• [EXCERPT TO READ]
======

Archive for the ‘N’ Category


• Friday, February 24th, 2012

Glyph of the word 'nuku'.


  • (n.) a go-between for married couples

E kaneko ie nuku oieika
“The cat is our nuku.”


Keli has a new chair, and she found herself a new little blanket to go with it:

Keli sleeping under a little pillow.

Today’s word is a unique one, I think. The word describes a person integral to Kamakawi marriage. See, when two Kamakawi get married, they have a nuku. This nuku is usually an older woman (though not always) who’s either a widow or has been married many years, and who usually is not directly related to either the bride or the groom. The job of the nuku (who doesn’t live with the couple, but drops by from time to time) is to not only help married people settle in to married life, but to covertly pass messages back and forth between couples—usually things that one doesn’t want to say to the other directly.

For example, let’s say the wife discovers that her husband snores loudly in his sleep, but doesn’t want to say anything. She tells the nuku privately, and then some time later (not the next day, but maybe a couple days later), the nuku comes by when just the husband is there and gives him several bits of advice. She might say, “Always rinse your hands after you’ve been cleaning fish”, and, “Don’t stomp around so loudly in the morning”, and, “Don’t eat opeope right before bed”, and, in addition to all that, “Don’t sleep flat on your back; you snore too loudly!” The husband won’t know which of those things is true, but he’ll know one of them probably came from his wife. Then it’s his job to try to take what advice he can and change things as he sees fit.

Now, due to the nature of their profession, the nuku has a lot of power, and must exercise caution and skill. So as not to be too obvious, the skilled nuku will often drop by with advice that wasn’t given by one or the other spouse. The best nuku will know both spouses well, and so will be able to figure out what advice makes sense for each one—and will also be able to dole it out efficiently over time so as to be able to couch all the real complaints in with the other advice. And, provided everything works out well, the nuku will eventually stop coming around often, and, finally, will simply be a friend of the family.

Of course, on account of the delicacy of their position, it’s pretty easy to be a bad nuku. The bad nuku won’t be able to disguise the true advice very well, which can lead to arguments or hurt feelings. But worse than that is the nuku who comes around too often (and at highly inconvenient times), and doesn’t know when to stop coming around (usually somewhere around year two, or after the first child has lived a full year). Then the nuku becomes a nuisance that the couple wishes to be rid of. Such a nuku is sometimes referred to (behind closed doors) as a paopu (“worm”), on account of the similarities between its iku and the iku for nuku.

======

• [ROWS]
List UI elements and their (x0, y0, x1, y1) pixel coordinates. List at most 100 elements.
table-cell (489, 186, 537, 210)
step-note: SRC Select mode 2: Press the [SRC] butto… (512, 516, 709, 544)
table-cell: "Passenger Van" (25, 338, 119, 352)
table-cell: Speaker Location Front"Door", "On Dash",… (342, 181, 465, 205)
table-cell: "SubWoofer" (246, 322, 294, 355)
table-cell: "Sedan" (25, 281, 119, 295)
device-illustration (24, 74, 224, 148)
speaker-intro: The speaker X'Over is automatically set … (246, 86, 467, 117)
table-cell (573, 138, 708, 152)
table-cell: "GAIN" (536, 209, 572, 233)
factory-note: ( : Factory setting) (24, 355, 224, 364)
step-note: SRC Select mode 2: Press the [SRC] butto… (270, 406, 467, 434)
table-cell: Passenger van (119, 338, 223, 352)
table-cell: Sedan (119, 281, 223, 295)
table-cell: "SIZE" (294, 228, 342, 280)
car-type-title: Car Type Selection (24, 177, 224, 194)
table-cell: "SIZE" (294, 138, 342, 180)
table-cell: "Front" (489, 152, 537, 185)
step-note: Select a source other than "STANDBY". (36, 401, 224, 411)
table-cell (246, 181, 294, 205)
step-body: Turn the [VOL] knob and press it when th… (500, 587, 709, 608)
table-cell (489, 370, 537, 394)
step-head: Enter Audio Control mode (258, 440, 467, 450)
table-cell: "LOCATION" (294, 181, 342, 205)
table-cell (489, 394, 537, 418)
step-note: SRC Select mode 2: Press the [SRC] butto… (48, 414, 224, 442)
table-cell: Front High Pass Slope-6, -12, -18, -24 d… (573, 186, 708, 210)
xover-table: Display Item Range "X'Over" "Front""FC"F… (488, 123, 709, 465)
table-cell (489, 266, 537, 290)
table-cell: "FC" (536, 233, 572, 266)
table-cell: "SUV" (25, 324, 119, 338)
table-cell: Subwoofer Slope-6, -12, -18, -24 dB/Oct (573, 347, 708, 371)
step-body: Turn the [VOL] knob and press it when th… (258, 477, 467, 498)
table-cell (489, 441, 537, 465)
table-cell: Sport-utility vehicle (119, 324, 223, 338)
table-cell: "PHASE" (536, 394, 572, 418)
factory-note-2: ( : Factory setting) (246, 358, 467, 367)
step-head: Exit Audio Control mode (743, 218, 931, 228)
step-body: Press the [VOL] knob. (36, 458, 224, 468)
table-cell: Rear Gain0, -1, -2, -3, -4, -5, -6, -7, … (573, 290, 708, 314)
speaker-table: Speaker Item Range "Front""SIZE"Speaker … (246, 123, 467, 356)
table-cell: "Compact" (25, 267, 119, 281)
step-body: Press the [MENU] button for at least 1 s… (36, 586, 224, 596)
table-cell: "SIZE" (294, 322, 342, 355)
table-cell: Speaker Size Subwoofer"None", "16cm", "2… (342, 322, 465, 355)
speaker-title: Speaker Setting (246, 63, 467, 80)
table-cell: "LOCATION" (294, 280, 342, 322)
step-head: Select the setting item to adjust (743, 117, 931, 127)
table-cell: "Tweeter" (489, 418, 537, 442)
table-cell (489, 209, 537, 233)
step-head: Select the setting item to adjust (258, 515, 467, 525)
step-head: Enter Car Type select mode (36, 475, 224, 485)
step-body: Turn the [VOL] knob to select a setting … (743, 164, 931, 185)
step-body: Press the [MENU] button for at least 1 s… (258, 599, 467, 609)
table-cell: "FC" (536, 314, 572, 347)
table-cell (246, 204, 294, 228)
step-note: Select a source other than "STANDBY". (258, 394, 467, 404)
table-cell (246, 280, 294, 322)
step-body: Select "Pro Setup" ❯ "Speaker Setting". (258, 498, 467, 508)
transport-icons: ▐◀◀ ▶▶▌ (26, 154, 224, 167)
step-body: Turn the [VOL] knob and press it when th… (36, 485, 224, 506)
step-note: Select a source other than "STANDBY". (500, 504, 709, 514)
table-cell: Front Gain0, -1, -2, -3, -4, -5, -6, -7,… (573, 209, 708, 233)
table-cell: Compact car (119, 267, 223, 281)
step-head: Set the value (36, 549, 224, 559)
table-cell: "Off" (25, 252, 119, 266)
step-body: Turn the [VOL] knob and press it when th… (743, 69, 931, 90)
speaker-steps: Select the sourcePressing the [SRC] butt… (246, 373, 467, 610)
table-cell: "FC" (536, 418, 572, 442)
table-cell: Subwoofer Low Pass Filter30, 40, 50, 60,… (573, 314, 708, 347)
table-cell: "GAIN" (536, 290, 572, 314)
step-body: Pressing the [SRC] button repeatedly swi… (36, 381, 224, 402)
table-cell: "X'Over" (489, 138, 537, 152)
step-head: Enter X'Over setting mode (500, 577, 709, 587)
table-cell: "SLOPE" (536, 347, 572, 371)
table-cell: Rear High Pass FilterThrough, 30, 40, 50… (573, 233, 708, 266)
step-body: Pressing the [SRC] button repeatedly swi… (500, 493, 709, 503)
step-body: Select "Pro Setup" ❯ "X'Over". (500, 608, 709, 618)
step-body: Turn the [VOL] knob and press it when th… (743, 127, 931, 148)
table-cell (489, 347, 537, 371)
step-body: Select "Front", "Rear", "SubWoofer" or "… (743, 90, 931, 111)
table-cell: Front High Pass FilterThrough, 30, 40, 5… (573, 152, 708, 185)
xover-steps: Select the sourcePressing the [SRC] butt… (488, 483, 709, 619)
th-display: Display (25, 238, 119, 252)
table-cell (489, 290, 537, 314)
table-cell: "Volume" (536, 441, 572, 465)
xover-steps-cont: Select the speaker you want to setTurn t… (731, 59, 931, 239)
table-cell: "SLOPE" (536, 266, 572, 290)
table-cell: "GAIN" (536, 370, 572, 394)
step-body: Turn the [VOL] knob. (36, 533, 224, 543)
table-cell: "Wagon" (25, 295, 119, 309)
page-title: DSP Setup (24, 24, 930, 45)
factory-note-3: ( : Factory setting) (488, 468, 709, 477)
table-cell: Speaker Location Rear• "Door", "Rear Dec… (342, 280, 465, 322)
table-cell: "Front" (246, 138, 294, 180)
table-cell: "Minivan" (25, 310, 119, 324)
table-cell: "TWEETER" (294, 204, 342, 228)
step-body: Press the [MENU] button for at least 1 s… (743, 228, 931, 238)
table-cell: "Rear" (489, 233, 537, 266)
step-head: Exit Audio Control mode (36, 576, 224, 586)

======

• [INSTRUCTIONS]
(1) In the post on the Kamakawi word nuku, what bits of advice does the nuku give the husband in the snoring example? List all of them.
(2) Can you pick up the post on the Kamakawi word nuku after its last sentence and keep writing it?

• [ANSWER LIST]
(1)
- "Always rinse your hands after you've been cleaning fish"
- "Don't stomp around so loudly in the morning"
- "Don't eat opeope right before bed"
- "Don't sleep flat on your back; you snore too loudly!"

(2)
Of course, the similarity between the two iku is entirely accidental. The iku for paopu is actually a combination of the iku for pa, o and pu (though it’s hard to tell at this stage). The iku for nuku is quite different.

In examining today’s iku, first take a look at the iku for ho, which is used to mean “man”. Keep that image in mind. That shape is the general shape used for a person (seen also in the iku for ei, “I”, and kupi, “sit”, among others). The iku for nuku actually has those shapes mirrored, facing each other. So rather than being built off pa, the triangle shape is an accident of the combination. The line in between the two essentially represents the nuku: the thing that’s in between the married couple.

And, of course, Keli has always served well in her role. We’re looking to keep her around for quite a while. :)


• Saturday, February 18th, 2012

Glyph of the word 'noka'.


  • (v.) to sigh
  • (n.) despair
  • (adj.) despairing

A kupi lea pe e noka kupae!
“He just sits there sighing!”

Notes: Today’s word is a simple ikunoala composed of no and ka. Of course, the ka could be doing double duty as the “bad” line determinative. I’ll neither confirm nor deny.


• Friday, February 17th, 2012

Glyph of the word 'noto'.


  • (v.) to be shady
  • (adj.) shady, shade-giving
  • (n.) shade
  • (v.) to be cool (coll.)
  • (adj.) cool, awesome

Au noto kaneko!
“Cats are cool!”


Here’s a picture of Keli greeting Erin’s fingertip:

Keli getting touched on the nose.

Today’s word means “shady”, but is used to mean “cool” by Kamakawi youth. I thought it was a pretty cool word for cool. I’d try to start using it in English, but I think it would give the wrong impression.


• Wednesday, February 8th, 2012

Glyph of the word 'nivu'.


  • (v.) to drink
  • (adj.) drinking
  • (n.) liquid (archaic)

Oku nivu ei i ipe tou! Ae kavakava lona!
“I can’t drink that! It’s too hot!”

Notes: I’m listening to “Flashdance… What a Feeling” by Irene Cara right now. That means things are awesome. What a song; what a movie.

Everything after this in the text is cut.